■ What is being asked ■
Print every entry exactly as written.

■ Extracted data ■
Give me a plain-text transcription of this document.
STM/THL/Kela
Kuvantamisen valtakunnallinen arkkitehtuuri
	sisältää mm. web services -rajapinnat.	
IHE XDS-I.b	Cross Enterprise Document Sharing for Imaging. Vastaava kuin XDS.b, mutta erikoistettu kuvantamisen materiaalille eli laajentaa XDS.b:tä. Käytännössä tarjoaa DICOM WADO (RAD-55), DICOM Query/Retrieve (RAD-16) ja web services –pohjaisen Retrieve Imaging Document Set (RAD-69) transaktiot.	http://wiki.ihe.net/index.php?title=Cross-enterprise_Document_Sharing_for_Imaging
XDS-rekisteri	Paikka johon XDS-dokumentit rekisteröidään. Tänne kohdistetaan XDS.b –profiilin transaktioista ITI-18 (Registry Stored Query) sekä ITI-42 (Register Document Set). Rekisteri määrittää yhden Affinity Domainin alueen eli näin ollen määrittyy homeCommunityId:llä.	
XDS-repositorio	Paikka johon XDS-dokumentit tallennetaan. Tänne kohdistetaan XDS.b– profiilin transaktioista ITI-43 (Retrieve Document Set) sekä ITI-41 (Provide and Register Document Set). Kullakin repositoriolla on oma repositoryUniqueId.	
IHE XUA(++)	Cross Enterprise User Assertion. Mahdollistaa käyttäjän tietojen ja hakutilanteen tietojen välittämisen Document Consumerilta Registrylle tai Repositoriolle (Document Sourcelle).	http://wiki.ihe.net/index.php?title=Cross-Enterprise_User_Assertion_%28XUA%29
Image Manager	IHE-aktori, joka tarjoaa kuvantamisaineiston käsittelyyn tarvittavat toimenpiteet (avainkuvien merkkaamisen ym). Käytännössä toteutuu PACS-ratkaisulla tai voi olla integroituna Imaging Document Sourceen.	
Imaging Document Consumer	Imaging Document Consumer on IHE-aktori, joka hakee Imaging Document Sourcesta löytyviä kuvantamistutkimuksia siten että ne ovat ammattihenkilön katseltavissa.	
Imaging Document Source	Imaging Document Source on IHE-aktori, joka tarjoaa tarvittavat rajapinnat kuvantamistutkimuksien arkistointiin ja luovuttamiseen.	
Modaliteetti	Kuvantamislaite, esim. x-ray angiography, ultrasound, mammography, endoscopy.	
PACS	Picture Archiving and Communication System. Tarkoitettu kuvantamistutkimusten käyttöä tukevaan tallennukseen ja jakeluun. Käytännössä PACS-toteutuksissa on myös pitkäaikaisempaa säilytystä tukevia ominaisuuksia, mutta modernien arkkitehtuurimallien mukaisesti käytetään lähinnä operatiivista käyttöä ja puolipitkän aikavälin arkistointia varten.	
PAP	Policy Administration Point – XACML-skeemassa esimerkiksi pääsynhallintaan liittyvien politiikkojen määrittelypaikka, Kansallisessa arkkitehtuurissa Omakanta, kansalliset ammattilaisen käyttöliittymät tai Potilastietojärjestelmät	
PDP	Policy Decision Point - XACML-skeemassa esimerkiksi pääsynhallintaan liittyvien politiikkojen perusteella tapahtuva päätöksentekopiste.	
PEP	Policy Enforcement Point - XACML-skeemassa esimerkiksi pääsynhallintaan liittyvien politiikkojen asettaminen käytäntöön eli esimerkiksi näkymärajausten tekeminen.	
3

■ Answer in full ■
Give me a plain-text transcription of this document.
STM/THL/Kela
Kuvantamisen valtakunnallinen arkkitehtuuri
	sisältää mm. web services -rajapinnat.	
IHE XDS-I.b	Cross Enterprise Document Sharing for Imaging. Vastaava kuin XDS.b, mutta erikoistettu kuvantamisen materiaalille eli laajentaa XDS.b:tä. Käytännössä tarjoaa DICOM WADO (RAD-55), DICOM Query/Retrieve (RAD-16) ja web services –pohjaisen Retrieve Imaging Document Set (RAD-69) transaktiot.	http://wiki.ihe.net/index.php?title=Cross-enterprise_Document_Sharing_for_Imaging
XDS-rekisteri	Paikka johon XDS-dokumentit rekisteröidään. Tänne kohdistetaan XDS.b –profiilin transaktioista ITI-18 (Registry Stored Query) sekä ITI-42 (Register Document Set). Rekisteri määrittää yhden Affinity Domainin alueen eli näin ollen määrittyy homeCommunityId:llä.	
XDS-repositorio	Paikka johon XDS-dokumentit tallennetaan. Tänne kohdistetaan XDS.b– profiilin transaktioista ITI-43 (Retrieve Document Set) sekä ITI-41 (Provide and Register Document Set). Kullakin repositoriolla on oma repositoryUniqueId.	
IHE XUA(++)	Cross Enterprise User Assertion. Mahdollistaa käyttäjän tietojen ja hakutilanteen tietojen välittämisen Document Consumerilta Registrylle tai Repositoriolle (Document Sourcelle).	http://wiki.ihe.net/index.php?title=Cross-Enterprise_User_Assertion_%28XUA%29
Image Manager	IHE-aktori, joka tarjoaa kuvantamisaineiston käsittelyyn tarvittavat toimenpiteet (avainkuvien merkkaamisen ym). Käytännössä toteutuu PACS-ratkaisulla tai voi olla integroituna Imaging Document Sourceen.	
Imaging Document Consumer	Imaging Document Consumer on IHE-aktori, joka hakee Imaging Document Sourcesta löytyviä kuvantamistutkimuksia siten että ne ovat ammattihenkilön katseltavissa.	
Imaging Document Source	Imaging Document Source on IHE-aktori, joka tarjoaa tarvittavat rajapinnat kuvantamistutkimuksien arkistointiin ja luovuttamiseen.	
Modaliteetti	Kuvantamislaite, esim. x-ray angiography, ultrasound, mammography, endoscopy.	
PACS	Picture Archiving and Communication System. Tarkoitettu kuvantamistutkimusten käyttöä tukevaan tallennukseen ja jakeluun. Käytännössä PACS-toteutuksissa on myös pitkäaikaisempaa säilytystä tukevia ominaisuuksia, mutta modernien arkkitehtuurimallien mukaisesti käytetään lähinnä operatiivista käyttöä ja puolipitkän aikavälin arkistointia varten.	
PAP	Policy Administration Point – XACML-skeemassa esimerkiksi pääsynhallintaan liittyvien politiikkojen määrittelypaikka, Kansallisessa arkkitehtuurissa Omakanta, kansalliset ammattilaisen käyttöliittymät tai Potilastietojärjestelmät	
PDP	Policy Decision Point - XACML-skeemassa esimerkiksi pääsynhallintaan liittyvien politiikkojen perusteella tapahtuva päätöksentekopiste.	
PEP	Policy Enforcement Point - XACML-skeemassa esimerkiksi pääsynhallintaan liittyvien politiikkojen asettaminen käytäntöön eli esimerkiksi näkymärajausten tekeminen.	
3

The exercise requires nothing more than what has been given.